Select each line where the word "this" appears.

**EXERCISE MATERIALS:**
· · · ·

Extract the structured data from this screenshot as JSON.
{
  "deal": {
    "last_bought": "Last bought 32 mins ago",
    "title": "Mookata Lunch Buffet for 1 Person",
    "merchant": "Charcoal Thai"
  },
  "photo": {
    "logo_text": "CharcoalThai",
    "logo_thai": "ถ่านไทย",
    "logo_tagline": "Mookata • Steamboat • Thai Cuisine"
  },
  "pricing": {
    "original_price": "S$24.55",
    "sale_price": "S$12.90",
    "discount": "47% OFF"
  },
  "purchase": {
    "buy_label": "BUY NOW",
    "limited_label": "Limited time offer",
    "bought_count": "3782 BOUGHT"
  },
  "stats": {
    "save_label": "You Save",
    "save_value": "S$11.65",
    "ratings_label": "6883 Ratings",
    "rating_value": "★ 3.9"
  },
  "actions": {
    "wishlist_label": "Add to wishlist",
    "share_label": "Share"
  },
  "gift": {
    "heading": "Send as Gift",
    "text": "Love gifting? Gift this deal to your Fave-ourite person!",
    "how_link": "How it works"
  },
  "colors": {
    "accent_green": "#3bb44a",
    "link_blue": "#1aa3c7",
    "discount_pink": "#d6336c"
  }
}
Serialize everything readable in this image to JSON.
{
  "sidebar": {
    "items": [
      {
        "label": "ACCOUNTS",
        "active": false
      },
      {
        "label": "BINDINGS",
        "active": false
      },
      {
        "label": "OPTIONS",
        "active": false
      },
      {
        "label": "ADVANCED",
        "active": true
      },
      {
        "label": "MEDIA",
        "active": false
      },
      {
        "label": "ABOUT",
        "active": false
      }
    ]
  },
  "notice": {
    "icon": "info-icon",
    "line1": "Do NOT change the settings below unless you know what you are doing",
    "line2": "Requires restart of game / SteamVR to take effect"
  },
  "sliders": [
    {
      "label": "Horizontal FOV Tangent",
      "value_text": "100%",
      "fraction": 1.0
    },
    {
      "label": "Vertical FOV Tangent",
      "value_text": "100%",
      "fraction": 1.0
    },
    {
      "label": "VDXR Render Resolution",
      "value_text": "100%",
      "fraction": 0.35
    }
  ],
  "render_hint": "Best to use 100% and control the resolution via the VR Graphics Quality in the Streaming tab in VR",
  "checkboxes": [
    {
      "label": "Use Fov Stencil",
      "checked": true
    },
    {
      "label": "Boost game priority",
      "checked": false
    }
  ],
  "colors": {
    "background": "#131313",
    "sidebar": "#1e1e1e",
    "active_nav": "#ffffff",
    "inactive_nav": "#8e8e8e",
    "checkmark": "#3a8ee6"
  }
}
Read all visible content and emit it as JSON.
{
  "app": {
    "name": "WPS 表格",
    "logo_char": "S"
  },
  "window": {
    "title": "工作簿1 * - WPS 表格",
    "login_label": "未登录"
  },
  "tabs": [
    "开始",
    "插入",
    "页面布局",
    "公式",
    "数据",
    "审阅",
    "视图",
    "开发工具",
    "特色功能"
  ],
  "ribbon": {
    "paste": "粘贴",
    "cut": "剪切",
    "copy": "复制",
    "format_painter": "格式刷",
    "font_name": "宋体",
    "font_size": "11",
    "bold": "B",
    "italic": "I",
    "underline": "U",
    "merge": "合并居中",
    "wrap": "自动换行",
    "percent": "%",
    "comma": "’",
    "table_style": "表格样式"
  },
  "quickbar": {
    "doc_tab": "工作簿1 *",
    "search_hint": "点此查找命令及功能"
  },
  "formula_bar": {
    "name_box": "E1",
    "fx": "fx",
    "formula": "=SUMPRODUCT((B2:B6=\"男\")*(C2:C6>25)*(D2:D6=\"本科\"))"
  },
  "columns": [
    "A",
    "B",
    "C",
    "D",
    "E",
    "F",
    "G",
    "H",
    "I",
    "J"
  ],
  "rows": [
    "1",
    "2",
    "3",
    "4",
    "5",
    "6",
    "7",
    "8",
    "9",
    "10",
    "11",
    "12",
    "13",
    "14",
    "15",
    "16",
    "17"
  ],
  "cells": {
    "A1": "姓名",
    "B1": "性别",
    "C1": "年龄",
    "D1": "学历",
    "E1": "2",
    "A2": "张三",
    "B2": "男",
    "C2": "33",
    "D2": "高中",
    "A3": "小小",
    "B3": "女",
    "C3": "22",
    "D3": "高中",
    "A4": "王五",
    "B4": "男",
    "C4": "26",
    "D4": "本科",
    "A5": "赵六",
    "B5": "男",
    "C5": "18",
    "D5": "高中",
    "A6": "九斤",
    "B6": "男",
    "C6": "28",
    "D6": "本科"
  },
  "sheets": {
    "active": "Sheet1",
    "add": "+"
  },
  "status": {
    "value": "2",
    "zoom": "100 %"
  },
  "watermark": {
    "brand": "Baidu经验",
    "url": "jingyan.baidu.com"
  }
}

· · · ·

**FINISHED EXERCISE:**
Extract the structured data from this screenshot as JSON.
    "text": "Love gifting? Gift this deal to your Fave-ourite person!",
Serialize everything readable in this image to JSON.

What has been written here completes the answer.